━━━ Material to process ━━━
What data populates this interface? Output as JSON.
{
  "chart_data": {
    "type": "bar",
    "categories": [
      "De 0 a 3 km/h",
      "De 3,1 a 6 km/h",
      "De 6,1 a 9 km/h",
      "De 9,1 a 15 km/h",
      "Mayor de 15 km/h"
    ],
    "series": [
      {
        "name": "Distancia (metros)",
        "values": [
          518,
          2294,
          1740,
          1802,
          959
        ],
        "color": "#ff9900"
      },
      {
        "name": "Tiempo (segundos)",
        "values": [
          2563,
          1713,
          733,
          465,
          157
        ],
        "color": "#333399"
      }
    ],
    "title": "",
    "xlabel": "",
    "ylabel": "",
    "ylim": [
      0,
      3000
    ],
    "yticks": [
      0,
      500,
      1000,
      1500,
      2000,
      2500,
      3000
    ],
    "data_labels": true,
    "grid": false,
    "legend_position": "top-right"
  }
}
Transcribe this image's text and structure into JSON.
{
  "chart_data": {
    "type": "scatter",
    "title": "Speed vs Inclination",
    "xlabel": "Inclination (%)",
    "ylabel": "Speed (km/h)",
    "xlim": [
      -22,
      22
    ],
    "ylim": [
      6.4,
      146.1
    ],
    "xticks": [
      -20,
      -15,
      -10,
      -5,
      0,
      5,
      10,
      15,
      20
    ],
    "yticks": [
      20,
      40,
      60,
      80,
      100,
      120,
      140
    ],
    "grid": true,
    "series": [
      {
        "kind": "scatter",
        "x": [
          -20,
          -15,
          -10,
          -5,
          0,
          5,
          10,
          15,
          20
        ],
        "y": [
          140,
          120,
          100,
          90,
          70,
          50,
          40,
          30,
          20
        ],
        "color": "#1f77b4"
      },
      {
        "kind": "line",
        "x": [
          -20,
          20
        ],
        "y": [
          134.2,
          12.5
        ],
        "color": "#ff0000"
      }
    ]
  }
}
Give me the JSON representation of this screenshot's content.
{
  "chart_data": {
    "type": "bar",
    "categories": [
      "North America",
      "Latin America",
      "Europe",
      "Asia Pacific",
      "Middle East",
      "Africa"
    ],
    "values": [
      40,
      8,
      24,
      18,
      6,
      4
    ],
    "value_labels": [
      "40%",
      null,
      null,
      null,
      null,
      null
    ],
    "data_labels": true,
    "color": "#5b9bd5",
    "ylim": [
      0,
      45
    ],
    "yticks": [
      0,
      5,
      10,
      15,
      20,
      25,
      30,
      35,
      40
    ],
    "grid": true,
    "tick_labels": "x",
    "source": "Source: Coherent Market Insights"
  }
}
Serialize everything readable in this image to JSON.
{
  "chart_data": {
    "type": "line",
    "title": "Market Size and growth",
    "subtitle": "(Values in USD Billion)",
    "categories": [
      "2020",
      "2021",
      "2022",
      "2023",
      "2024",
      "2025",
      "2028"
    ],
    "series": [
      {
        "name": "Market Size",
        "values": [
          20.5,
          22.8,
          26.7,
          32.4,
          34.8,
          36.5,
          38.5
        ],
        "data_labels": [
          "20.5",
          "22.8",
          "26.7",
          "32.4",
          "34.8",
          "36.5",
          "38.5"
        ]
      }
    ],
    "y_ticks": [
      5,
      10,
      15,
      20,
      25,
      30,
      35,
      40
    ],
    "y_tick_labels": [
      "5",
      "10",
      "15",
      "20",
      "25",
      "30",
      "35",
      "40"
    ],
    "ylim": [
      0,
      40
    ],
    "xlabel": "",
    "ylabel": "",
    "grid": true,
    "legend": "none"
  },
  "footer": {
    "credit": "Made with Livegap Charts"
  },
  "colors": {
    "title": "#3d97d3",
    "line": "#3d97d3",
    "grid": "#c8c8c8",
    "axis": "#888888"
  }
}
━━━
-- Your instructions --
Copy out every line of the data that includes "Inclination".

-- Exercise answer --
    "title": "Speed vs Inclination",
    "xlabel": "Inclination (%)",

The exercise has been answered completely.